* [Instructions for the task]:
Go through the material and pull out every line with the string "nginx" in it.

◇ ◇ ◇ ◇

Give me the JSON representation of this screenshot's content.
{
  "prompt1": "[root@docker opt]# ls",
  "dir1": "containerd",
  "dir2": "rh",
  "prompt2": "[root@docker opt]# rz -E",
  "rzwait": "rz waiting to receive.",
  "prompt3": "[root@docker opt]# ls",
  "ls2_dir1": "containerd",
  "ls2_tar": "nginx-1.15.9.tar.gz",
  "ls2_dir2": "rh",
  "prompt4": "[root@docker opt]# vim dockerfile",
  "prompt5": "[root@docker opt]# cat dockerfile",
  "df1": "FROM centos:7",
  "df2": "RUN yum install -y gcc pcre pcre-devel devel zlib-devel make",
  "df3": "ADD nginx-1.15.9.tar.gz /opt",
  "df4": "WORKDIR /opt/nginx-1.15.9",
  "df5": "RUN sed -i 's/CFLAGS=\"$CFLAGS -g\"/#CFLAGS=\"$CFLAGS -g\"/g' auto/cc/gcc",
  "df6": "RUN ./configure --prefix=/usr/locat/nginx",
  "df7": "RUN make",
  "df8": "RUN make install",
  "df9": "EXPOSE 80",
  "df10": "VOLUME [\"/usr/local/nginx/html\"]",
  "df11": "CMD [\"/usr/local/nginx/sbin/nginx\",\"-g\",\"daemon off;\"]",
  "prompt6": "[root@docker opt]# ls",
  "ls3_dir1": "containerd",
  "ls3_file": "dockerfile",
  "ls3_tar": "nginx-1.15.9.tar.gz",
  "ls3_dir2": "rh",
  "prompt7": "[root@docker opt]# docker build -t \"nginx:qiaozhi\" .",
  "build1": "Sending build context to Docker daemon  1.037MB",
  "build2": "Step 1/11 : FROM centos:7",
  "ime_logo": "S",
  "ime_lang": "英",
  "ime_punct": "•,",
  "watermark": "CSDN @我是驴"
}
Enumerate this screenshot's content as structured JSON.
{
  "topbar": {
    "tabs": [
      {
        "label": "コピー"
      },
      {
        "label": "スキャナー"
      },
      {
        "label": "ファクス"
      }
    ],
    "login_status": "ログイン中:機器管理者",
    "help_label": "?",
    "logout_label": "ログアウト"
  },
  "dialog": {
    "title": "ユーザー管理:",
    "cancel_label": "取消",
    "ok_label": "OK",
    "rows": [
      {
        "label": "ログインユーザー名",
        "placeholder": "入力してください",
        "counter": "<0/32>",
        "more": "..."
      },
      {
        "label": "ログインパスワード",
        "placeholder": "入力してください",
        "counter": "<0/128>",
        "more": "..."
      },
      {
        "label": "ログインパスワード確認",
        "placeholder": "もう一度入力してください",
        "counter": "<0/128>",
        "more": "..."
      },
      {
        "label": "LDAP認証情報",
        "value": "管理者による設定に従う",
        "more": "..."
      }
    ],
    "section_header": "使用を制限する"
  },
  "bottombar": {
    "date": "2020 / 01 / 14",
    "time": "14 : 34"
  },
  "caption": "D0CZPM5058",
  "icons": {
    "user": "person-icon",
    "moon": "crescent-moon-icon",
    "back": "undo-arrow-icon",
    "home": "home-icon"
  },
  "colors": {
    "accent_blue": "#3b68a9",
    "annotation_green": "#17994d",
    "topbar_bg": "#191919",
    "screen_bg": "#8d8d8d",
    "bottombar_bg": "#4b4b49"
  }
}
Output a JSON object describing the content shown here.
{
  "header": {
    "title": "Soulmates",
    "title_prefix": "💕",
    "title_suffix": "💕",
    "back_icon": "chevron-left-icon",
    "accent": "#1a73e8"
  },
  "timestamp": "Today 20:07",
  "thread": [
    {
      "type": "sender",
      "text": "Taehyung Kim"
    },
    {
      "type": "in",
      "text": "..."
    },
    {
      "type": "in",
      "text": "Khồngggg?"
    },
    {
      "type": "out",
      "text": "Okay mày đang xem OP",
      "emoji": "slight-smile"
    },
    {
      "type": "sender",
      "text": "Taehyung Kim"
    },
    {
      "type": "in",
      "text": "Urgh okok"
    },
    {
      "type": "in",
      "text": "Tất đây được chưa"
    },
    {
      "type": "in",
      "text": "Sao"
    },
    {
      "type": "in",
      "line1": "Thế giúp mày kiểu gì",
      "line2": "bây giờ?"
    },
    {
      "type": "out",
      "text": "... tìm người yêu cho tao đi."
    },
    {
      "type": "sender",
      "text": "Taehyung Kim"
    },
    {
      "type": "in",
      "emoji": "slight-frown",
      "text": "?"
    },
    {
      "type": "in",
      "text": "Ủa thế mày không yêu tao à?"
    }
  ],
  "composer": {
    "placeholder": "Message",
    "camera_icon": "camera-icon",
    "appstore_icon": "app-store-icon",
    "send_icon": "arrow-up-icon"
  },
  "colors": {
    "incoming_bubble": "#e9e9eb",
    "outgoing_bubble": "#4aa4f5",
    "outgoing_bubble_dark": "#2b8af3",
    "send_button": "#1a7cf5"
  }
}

◇ ◇ ◇ ◇

* [Task output]:
  "ls2_tar": "nginx-1.15.9.tar.gz",
  "df3": "ADD nginx-1.15.9.tar.gz /opt",
  "df4": "WORKDIR /opt/nginx-1.15.9",
  "df6": "RUN ./configure --prefix=/usr/locat/nginx",
  "df10": "VOLUME [\"/usr/local/nginx/html\"]",
  "df11": "CMD [\"/usr/local/nginx/sbin/nginx\",\"-g\",\"daemon off;\"]",
  "ls3_tar": "nginx-1.15.9.tar.gz",
  "prompt7": "[root@docker opt]# docker build -t \"nginx:qiaozhi\" .",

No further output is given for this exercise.